▶ _What you are asked to do_: Gather each line in the entries that includes the string "Details".

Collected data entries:
################
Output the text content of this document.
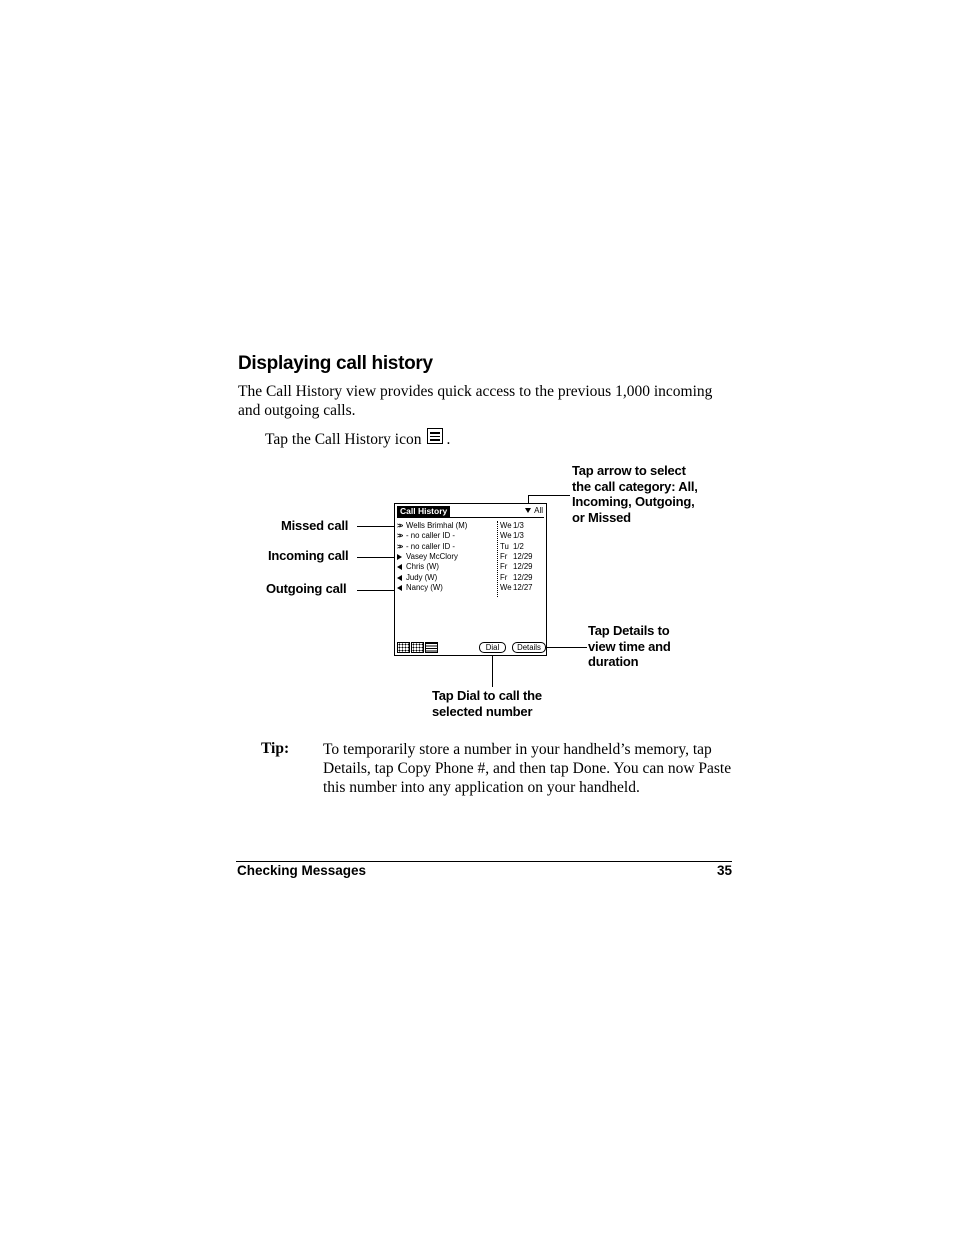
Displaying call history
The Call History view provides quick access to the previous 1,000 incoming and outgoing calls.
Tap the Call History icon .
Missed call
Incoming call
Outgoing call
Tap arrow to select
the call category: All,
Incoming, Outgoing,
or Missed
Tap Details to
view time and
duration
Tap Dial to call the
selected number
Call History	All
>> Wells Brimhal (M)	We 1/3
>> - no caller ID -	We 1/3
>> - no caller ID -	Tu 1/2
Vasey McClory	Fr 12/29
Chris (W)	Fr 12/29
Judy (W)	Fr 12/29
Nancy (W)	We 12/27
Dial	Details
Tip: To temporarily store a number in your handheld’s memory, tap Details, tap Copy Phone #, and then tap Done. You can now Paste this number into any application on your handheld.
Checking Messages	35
################
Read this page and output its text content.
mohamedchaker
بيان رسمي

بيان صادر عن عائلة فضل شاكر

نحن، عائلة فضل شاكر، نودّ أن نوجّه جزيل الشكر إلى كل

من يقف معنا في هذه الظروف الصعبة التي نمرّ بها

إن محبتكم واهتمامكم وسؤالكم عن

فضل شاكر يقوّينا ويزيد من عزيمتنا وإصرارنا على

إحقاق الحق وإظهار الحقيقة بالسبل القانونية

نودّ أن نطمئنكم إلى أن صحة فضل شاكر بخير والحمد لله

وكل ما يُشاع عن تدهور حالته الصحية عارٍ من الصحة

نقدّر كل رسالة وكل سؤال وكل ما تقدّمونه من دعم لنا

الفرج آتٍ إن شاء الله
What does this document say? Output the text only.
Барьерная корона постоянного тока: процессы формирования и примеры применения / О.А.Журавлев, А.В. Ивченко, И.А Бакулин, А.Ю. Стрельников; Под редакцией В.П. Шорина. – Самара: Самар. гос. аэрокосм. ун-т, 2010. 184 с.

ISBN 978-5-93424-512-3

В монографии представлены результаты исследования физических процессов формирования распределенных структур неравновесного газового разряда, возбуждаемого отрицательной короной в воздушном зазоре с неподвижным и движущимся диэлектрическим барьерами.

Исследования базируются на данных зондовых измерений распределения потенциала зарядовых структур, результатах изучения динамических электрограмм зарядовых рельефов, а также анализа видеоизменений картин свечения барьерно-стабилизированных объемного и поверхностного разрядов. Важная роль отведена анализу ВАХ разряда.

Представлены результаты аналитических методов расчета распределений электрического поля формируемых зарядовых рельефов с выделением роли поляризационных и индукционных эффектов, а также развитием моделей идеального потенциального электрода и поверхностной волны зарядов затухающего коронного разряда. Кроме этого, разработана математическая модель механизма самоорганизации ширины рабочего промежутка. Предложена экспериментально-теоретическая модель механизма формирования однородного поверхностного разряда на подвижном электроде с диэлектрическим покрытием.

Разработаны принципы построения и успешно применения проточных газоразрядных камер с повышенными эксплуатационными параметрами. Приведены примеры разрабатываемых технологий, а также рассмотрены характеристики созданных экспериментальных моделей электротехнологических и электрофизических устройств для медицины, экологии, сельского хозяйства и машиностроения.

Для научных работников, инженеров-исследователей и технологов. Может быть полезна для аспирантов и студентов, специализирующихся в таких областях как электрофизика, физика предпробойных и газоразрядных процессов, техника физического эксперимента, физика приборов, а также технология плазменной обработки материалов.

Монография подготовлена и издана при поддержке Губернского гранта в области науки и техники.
################
▶ _Output_:
Tap Details to
Dial	Details
Tip: To temporarily store a number in your handheld’s memory, tap Details, tap Copy Phone #, and then tap Done. You can now Paste this number into any application on your handheld.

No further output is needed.